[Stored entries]
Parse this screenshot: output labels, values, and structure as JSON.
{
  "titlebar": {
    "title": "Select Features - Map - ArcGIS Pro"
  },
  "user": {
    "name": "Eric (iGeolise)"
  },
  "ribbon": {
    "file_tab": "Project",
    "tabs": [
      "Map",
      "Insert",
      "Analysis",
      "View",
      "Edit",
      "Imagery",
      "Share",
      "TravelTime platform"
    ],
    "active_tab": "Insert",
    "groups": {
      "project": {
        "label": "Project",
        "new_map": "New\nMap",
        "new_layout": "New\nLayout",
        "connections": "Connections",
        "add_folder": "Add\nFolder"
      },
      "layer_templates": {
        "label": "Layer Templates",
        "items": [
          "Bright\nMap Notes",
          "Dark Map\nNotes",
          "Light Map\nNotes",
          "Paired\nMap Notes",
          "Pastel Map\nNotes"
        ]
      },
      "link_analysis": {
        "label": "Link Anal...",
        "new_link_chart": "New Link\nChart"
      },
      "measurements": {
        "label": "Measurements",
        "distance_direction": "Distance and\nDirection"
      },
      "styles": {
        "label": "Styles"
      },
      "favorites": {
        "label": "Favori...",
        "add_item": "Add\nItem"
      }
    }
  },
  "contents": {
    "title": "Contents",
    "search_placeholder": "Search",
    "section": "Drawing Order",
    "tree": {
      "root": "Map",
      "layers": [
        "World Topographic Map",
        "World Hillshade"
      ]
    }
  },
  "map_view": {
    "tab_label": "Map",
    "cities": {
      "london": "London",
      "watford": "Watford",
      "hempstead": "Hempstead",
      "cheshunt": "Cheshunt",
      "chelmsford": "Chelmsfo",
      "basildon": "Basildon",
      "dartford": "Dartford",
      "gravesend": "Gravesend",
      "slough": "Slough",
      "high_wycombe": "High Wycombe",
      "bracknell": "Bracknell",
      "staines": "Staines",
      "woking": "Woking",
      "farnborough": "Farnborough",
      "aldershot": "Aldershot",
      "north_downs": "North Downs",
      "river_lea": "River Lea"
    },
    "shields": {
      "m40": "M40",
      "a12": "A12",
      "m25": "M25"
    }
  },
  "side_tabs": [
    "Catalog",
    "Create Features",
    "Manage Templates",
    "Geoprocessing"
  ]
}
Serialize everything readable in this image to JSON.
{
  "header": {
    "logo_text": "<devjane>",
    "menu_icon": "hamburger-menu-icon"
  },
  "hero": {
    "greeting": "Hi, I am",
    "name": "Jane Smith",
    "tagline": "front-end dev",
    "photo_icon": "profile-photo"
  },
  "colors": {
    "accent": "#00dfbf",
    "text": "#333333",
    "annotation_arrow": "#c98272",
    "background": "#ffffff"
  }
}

## What the exercise asks
Note every line above where the string "this" shows up, and copy those lines.

## Final result
Parse this screenshot: output labels, values, and structure as JSON.
Serialize everything readable in this image to JSON.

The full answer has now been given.